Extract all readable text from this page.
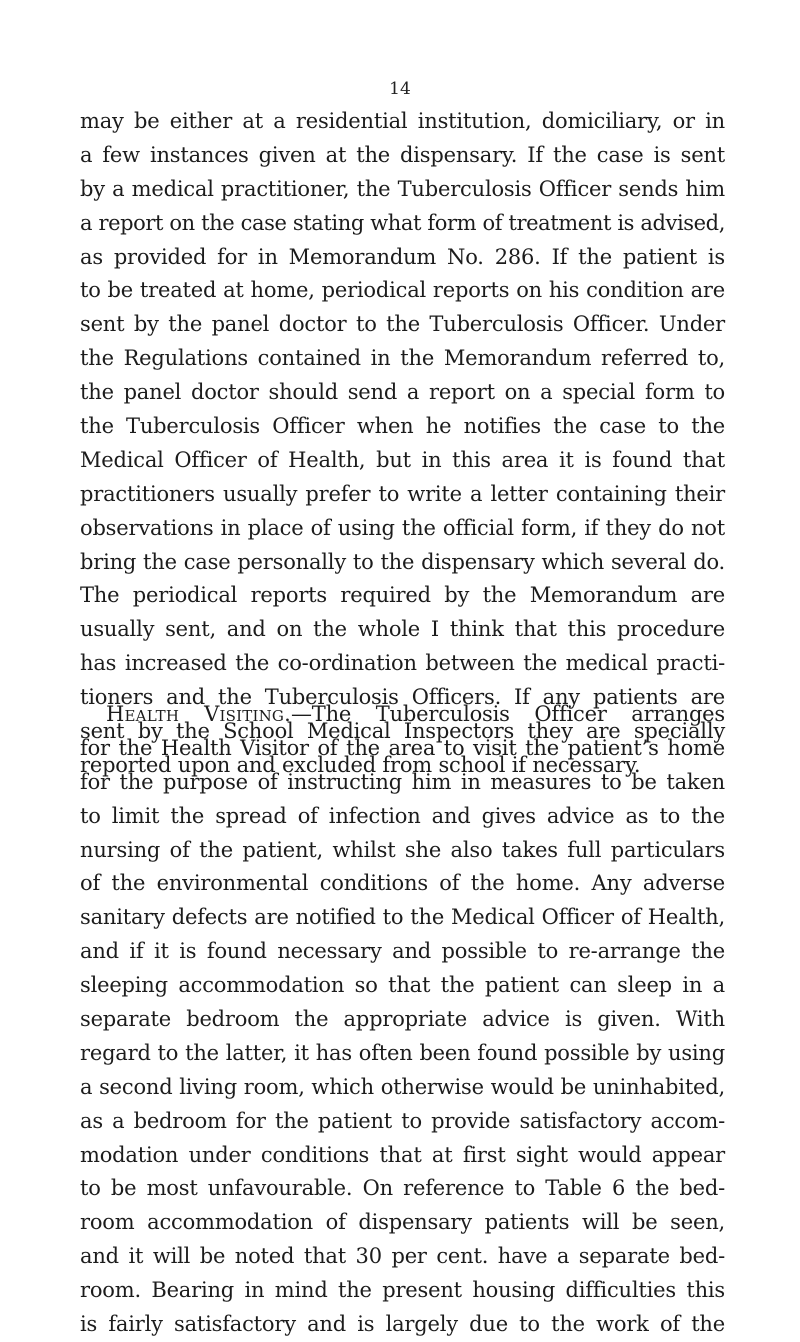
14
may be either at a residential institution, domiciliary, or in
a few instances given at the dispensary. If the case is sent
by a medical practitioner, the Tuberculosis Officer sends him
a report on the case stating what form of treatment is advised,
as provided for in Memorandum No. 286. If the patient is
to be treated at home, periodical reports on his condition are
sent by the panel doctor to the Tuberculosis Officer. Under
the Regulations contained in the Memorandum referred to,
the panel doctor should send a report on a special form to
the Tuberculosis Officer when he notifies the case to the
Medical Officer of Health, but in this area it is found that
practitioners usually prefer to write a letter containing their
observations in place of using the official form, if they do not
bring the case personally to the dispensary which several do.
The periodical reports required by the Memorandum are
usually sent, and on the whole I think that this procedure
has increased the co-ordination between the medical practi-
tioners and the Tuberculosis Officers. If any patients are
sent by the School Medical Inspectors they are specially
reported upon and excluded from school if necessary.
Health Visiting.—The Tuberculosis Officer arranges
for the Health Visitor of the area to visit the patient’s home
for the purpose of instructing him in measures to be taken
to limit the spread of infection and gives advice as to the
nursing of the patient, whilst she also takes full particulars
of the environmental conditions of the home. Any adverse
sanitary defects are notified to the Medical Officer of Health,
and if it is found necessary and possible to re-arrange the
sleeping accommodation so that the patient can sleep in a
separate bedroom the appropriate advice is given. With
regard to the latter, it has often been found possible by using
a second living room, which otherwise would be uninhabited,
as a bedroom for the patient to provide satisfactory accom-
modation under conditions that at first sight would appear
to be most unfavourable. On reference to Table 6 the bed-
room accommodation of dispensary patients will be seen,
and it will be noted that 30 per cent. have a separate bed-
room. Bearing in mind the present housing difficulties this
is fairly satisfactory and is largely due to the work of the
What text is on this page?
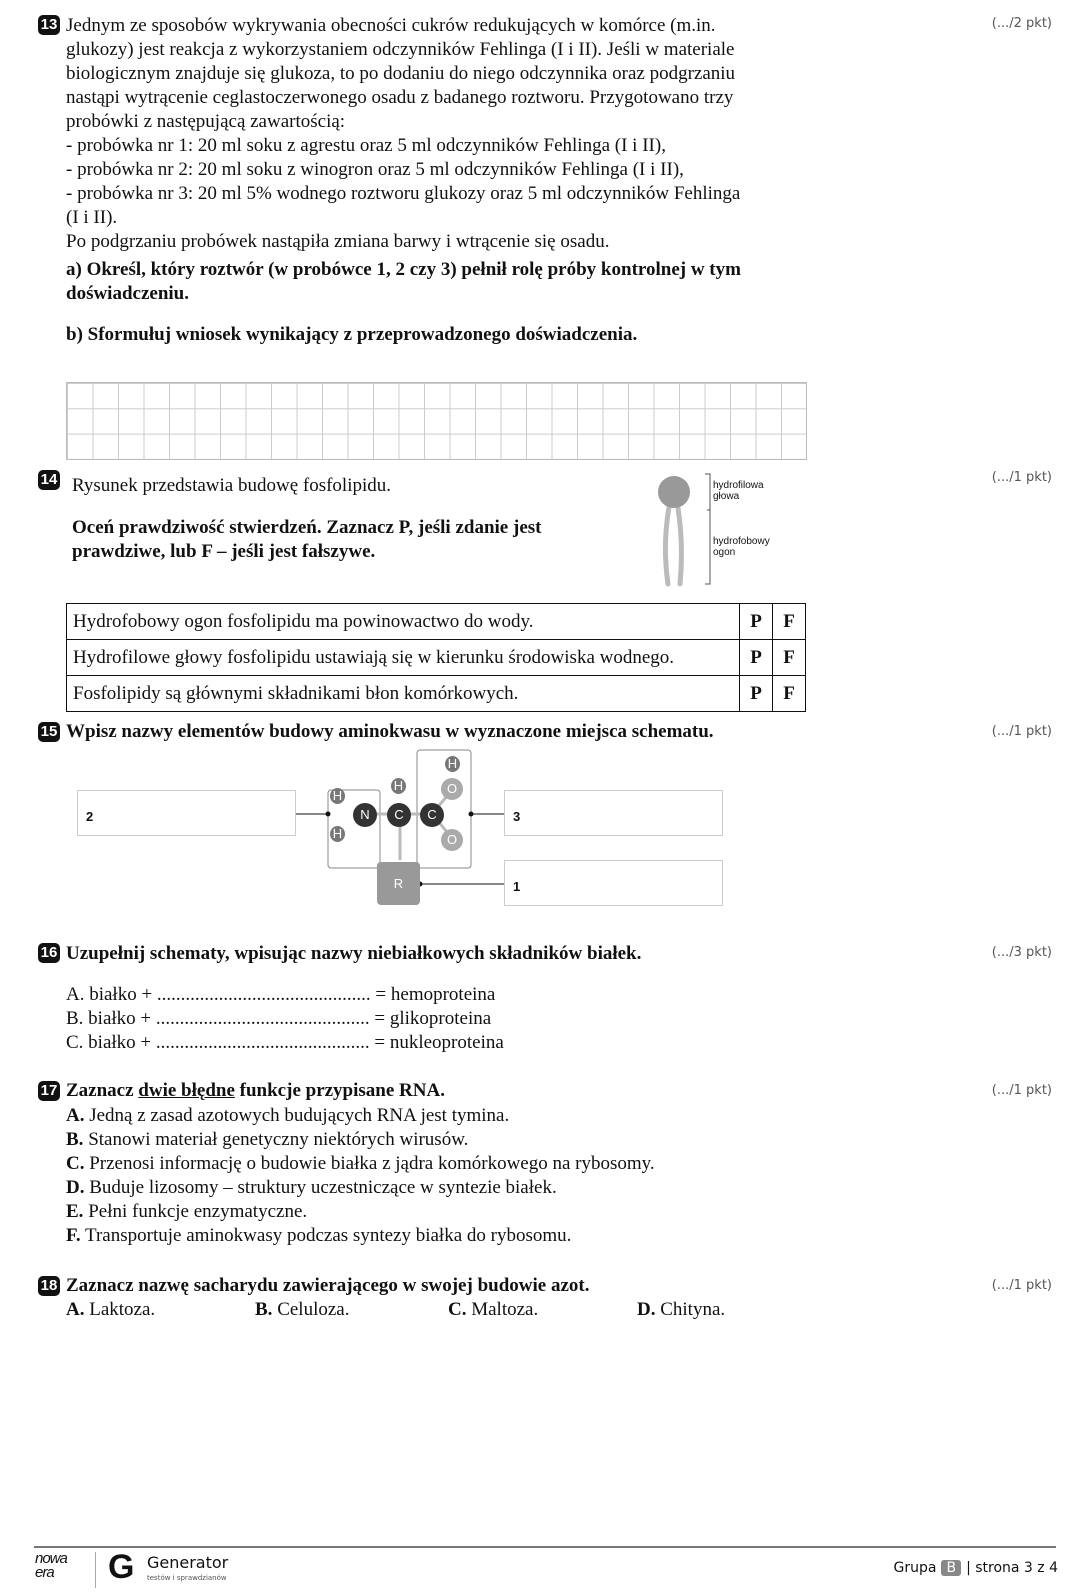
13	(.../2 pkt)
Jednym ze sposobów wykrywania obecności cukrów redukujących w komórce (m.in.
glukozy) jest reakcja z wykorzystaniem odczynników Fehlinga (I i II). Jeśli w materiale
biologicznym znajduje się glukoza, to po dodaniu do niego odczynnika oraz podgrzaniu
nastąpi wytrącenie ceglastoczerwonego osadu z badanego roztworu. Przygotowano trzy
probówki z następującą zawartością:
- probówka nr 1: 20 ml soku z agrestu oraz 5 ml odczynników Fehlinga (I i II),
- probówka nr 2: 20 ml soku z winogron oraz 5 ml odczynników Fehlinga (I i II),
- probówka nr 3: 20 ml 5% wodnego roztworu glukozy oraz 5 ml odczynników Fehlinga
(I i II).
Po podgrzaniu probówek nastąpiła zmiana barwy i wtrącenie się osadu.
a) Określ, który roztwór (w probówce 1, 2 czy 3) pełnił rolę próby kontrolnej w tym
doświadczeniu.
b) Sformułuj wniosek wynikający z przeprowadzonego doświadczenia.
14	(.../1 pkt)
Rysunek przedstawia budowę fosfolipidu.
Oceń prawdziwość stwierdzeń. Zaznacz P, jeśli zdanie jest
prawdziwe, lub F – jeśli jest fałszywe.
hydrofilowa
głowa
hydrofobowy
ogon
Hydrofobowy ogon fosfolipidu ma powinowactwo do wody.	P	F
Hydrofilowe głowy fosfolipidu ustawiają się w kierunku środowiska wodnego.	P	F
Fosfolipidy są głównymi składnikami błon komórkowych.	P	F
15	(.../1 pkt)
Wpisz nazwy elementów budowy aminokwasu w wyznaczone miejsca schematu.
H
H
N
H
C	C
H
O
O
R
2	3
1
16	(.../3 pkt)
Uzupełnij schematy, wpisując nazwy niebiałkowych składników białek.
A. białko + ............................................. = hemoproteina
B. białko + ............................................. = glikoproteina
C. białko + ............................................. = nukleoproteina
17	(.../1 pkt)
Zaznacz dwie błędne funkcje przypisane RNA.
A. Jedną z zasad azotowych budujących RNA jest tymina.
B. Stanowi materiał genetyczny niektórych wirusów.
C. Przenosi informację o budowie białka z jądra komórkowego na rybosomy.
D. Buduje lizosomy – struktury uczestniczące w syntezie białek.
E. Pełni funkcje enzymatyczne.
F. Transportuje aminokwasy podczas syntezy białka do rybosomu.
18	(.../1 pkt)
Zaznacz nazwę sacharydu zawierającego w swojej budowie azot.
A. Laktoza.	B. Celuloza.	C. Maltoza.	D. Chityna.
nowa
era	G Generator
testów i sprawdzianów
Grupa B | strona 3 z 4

+++++

#### Exercise description:
Please print every record exactly as written, without the pictures.

#### Solved exercise:
Extract all readable text from this page.
14
may be either at a residential institution, domiciliary, or in
a few instances given at the dispensary. If the case is sent
by a medical practitioner, the Tuberculosis Officer sends him
a report on the case stating what form of treatment is advised,
as provided for in Memorandum No. 286. If the patient is
to be treated at home, periodical reports on his condition are
sent by the panel doctor to the Tuberculosis Officer. Under
the Regulations contained in the Memorandum referred to,
the panel doctor should send a report on a special form to
the Tuberculosis Officer when he notifies the case to the
Medical Officer of Health, but in this area it is found that
practitioners usually prefer to write a letter containing their
observations in place of using the official form, if they do not
bring the case personally to the dispensary which several do.
The periodical reports required by the Memorandum are
usually sent, and on the whole I think that this procedure
has increased the co-ordination between the medical practi-
tioners and the Tuberculosis Officers. If any patients are
sent by the School Medical Inspectors they are specially
reported upon and excluded from school if necessary.
Health Visiting.—The Tuberculosis Officer arranges
for the Health Visitor of the area to visit the patient’s home
for the purpose of instructing him in measures to be taken
to limit the spread of infection and gives advice as to the
nursing of the patient, whilst she also takes full particulars
of the environmental conditions of the home. Any adverse
sanitary defects are notified to the Medical Officer of Health,
and if it is found necessary and possible to re-arrange the
sleeping accommodation so that the patient can sleep in a
separate bedroom the appropriate advice is given. With
regard to the latter, it has often been found possible by using
a second living room, which otherwise would be uninhabited,
as a bedroom for the patient to provide satisfactory accom-
modation under conditions that at first sight would appear
to be most unfavourable. On reference to Table 6 the bed-
room accommodation of dispensary patients will be seen,
and it will be noted that 30 per cent. have a separate bed-
room. Bearing in mind the present housing difficulties this
is fairly satisfactory and is largely due to the work of the
What text is on this page?
13	(.../2 pkt)
Jednym ze sposobów wykrywania obecności cukrów redukujących w komórce (m.in.
glukozy) jest reakcja z wykorzystaniem odczynników Fehlinga (I i II). Jeśli w materiale
biologicznym znajduje się glukoza, to po dodaniu do niego odczynnika oraz podgrzaniu
nastąpi wytrącenie ceglastoczerwonego osadu z badanego roztworu. Przygotowano trzy
probówki z następującą zawartością:
- probówka nr 1: 20 ml soku z agrestu oraz 5 ml odczynników Fehlinga (I i II),
- probówka nr 2: 20 ml soku z winogron oraz 5 ml odczynników Fehlinga (I i II),
- probówka nr 3: 20 ml 5% wodnego roztworu glukozy oraz 5 ml odczynników Fehlinga
(I i II).
Po podgrzaniu probówek nastąpiła zmiana barwy i wtrącenie się osadu.
a) Określ, który roztwór (w probówce 1, 2 czy 3) pełnił rolę próby kontrolnej w tym
doświadczeniu.
b) Sformułuj wniosek wynikający z przeprowadzonego doświadczenia.
14	(.../1 pkt)
Rysunek przedstawia budowę fosfolipidu.
Oceń prawdziwość stwierdzeń. Zaznacz P, jeśli zdanie jest
prawdziwe, lub F – jeśli jest fałszywe.
hydrofilowa
głowa
hydrofobowy
ogon
Hydrofobowy ogon fosfolipidu ma powinowactwo do wody.	P	F
Hydrofilowe głowy fosfolipidu ustawiają się w kierunku środowiska wodnego.	P	F
Fosfolipidy są głównymi składnikami błon komórkowych.	P	F
15	(.../1 pkt)
Wpisz nazwy elementów budowy aminokwasu w wyznaczone miejsca schematu.
H
H
N
H
C	C
H
O
O
R
2	3
1
16	(.../3 pkt)
Uzupełnij schematy, wpisując nazwy niebiałkowych składników białek.
A. białko + ............................................. = hemoproteina
B. białko + ............................................. = glikoproteina
C. białko + ............................................. = nukleoproteina
17	(.../1 pkt)
Zaznacz dwie błędne funkcje przypisane RNA.
A. Jedną z zasad azotowych budujących RNA jest tymina.
B. Stanowi materiał genetyczny niektórych wirusów.
C. Przenosi informację o budowie białka z jądra komórkowego na rybosomy.
D. Buduje lizosomy – struktury uczestniczące w syntezie białek.
E. Pełni funkcje enzymatyczne.
F. Transportuje aminokwasy podczas syntezy białka do rybosomu.
18	(.../1 pkt)
Zaznacz nazwę sacharydu zawierającego w swojej budowie azot.
A. Laktoza.	B. Celuloza.	C. Maltoza.	D. Chityna.
nowa
era	G Generator
testów i sprawdzianów
Grupa B | strona 3 z 4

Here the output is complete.